* **What this task involves**: In the material below, list every line carrying the string "content".

===== Supplied records =====

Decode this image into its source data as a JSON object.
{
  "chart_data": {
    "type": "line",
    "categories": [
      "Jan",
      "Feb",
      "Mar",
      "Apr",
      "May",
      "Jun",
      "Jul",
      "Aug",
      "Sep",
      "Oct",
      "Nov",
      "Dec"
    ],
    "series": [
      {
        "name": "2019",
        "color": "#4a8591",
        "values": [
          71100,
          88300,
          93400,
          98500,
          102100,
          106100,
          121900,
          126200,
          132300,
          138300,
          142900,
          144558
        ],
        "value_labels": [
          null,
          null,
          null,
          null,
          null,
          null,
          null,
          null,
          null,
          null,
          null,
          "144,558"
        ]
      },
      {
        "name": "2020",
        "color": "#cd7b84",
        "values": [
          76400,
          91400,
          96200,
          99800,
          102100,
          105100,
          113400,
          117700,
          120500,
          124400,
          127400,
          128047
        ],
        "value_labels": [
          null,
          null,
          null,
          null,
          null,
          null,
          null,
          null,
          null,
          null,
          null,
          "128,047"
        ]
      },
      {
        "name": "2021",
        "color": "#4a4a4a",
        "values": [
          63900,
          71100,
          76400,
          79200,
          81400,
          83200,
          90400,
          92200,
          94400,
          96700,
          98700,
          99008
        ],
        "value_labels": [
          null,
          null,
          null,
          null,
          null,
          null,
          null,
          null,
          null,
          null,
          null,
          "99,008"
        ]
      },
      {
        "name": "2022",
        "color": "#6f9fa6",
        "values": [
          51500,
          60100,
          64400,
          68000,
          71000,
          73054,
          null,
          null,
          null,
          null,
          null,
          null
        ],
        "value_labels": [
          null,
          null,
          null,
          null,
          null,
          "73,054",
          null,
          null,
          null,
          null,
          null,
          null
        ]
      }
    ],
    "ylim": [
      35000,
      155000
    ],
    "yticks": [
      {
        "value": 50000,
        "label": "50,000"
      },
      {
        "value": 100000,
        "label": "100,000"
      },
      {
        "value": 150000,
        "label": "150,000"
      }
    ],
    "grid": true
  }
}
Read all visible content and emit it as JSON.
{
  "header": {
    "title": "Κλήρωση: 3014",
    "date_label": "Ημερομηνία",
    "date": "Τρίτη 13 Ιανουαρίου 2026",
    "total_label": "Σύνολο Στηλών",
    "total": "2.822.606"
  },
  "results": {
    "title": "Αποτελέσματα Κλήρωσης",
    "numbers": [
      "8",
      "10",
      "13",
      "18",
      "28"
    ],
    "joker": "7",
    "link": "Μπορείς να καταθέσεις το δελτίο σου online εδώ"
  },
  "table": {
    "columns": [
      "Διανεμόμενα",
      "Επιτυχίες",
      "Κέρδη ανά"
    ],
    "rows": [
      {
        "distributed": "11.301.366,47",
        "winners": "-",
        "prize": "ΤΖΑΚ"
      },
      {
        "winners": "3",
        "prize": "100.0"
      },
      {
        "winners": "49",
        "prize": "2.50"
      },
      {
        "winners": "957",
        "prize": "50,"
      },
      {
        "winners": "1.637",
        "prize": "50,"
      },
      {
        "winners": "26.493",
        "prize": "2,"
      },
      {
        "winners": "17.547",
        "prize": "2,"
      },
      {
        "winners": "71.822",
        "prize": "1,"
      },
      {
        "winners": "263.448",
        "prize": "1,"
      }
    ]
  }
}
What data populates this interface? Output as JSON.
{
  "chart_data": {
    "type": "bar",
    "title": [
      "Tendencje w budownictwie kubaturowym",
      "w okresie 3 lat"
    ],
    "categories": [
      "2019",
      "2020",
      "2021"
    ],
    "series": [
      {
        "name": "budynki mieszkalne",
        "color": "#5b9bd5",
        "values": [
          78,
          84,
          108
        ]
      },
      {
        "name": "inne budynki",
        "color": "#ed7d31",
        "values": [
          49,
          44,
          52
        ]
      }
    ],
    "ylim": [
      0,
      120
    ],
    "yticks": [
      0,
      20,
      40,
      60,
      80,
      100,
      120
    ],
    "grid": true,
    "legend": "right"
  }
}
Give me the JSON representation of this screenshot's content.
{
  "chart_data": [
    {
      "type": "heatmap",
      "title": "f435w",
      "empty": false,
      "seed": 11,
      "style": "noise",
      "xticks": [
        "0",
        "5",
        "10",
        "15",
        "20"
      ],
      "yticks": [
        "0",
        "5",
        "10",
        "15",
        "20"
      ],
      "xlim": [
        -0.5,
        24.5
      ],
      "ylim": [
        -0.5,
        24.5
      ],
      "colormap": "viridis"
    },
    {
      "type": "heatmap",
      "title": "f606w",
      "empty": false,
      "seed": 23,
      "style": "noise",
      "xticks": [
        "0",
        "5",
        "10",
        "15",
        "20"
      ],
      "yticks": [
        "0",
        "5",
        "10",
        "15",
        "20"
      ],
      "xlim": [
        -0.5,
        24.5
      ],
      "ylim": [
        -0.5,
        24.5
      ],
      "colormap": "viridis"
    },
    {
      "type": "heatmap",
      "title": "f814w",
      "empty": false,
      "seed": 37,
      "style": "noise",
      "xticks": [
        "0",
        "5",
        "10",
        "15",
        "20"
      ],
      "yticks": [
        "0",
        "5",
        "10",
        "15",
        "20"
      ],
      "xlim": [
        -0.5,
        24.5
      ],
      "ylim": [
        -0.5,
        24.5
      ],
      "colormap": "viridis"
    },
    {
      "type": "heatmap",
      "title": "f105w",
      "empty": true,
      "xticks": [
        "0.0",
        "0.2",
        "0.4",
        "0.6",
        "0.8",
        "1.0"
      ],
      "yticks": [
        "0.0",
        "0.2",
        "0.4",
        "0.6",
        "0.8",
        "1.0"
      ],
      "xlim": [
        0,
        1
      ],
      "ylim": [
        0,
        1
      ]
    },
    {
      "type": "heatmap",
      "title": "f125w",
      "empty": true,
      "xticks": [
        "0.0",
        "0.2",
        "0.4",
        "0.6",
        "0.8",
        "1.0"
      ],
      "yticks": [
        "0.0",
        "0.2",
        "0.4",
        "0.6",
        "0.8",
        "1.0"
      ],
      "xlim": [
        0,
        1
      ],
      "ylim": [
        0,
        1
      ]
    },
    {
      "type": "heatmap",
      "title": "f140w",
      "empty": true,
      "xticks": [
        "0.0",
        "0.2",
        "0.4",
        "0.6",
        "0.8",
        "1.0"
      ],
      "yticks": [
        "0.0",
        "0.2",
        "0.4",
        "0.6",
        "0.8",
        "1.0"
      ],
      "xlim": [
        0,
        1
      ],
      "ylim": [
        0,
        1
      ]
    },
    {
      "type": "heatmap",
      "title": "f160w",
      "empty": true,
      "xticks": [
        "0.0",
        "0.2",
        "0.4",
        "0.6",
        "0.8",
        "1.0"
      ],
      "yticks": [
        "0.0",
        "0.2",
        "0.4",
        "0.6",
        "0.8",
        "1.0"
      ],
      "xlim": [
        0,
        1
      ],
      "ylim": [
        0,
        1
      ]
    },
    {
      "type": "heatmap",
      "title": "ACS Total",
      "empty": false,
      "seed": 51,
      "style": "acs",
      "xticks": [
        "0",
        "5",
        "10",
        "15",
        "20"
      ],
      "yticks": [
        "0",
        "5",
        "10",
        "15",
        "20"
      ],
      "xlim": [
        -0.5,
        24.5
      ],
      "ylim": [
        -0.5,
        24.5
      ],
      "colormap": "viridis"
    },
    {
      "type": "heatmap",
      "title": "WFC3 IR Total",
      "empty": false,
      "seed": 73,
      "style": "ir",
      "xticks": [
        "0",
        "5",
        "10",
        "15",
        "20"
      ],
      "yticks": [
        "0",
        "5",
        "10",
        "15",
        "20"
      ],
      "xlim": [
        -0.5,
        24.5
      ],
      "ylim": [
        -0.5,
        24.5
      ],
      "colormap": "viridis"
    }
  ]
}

=====

* **Output for this task**:
Read all visible content and emit it as JSON.
Give me the JSON representation of this screenshot's content.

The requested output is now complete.